(Dataset entries)
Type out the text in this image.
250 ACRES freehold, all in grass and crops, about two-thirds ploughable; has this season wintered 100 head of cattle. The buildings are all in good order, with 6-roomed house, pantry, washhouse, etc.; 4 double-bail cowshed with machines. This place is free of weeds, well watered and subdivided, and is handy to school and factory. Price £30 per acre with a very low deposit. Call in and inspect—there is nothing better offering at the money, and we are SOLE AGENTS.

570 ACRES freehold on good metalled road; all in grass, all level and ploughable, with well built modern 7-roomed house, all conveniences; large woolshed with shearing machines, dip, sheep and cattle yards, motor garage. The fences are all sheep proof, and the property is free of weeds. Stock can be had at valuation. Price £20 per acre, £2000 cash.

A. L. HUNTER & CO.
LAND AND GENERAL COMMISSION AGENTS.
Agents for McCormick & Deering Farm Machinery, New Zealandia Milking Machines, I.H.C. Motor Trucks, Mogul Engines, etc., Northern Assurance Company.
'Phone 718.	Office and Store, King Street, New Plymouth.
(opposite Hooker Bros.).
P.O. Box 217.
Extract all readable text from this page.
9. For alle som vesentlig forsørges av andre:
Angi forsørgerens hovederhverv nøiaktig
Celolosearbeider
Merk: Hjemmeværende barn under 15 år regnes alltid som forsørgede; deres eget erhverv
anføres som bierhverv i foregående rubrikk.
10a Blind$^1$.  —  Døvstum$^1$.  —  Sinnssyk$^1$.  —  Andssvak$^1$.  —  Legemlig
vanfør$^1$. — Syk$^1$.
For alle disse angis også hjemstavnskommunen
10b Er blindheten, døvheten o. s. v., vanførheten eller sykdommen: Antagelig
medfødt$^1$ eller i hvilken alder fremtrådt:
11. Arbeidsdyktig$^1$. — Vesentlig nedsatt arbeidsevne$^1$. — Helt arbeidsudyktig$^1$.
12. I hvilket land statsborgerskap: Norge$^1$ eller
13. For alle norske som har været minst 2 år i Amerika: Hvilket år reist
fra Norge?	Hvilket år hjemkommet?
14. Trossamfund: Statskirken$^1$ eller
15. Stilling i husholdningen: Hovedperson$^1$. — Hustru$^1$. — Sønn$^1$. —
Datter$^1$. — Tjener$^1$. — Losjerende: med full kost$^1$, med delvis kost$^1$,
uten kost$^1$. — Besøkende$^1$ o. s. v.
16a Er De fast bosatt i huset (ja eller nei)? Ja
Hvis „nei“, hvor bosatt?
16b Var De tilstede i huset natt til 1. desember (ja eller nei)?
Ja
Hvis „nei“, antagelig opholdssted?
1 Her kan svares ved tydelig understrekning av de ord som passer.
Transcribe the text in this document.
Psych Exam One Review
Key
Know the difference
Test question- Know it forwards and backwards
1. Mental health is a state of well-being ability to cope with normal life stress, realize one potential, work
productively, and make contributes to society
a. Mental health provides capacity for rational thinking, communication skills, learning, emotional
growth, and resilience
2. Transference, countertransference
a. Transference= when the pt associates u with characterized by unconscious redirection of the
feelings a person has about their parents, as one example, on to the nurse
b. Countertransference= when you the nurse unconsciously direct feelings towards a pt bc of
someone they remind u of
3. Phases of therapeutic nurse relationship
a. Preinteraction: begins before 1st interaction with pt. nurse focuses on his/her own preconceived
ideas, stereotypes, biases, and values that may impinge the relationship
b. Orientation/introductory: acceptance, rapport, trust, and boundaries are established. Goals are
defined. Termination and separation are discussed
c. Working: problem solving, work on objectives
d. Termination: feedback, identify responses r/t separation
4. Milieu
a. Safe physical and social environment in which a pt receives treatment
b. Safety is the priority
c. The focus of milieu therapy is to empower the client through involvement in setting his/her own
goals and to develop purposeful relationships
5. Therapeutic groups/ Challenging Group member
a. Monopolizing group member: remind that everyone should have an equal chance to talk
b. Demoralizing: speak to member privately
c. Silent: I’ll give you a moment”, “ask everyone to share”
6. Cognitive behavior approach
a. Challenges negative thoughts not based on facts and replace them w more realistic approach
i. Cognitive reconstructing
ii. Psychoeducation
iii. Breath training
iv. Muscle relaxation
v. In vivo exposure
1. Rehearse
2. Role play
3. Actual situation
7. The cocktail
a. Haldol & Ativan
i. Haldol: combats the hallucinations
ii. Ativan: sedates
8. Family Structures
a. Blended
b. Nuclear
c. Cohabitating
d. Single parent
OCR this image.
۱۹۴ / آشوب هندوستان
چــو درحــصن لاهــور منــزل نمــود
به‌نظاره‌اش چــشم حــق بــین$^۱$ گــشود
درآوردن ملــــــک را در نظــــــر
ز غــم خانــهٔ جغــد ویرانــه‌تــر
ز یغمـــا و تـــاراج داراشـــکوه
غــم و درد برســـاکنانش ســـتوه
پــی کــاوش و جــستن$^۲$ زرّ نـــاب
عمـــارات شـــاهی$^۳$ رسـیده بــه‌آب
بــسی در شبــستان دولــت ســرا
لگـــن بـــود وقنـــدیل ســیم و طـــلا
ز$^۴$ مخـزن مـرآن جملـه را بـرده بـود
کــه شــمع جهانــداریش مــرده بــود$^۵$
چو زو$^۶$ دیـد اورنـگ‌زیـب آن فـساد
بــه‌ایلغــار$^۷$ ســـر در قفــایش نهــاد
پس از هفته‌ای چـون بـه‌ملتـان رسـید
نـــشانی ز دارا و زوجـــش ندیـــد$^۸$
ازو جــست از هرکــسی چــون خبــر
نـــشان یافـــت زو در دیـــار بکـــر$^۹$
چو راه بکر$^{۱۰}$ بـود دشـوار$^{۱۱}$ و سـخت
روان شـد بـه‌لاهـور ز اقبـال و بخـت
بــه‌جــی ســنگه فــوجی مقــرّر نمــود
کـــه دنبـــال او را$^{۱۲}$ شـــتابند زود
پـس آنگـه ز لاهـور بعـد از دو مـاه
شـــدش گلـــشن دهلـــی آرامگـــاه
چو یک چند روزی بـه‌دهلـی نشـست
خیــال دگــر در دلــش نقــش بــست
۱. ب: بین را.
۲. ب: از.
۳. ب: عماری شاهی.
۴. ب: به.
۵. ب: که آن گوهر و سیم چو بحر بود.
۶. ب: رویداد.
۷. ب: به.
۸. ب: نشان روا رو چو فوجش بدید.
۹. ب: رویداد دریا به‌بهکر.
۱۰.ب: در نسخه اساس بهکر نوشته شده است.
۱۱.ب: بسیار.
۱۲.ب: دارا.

Directions for this task » Return all lines of the material above in which the word "Termination" occurs.

Exercise output »
defined. Termination and separation are discussed
d. Termination: feedback, identify responses r/t separation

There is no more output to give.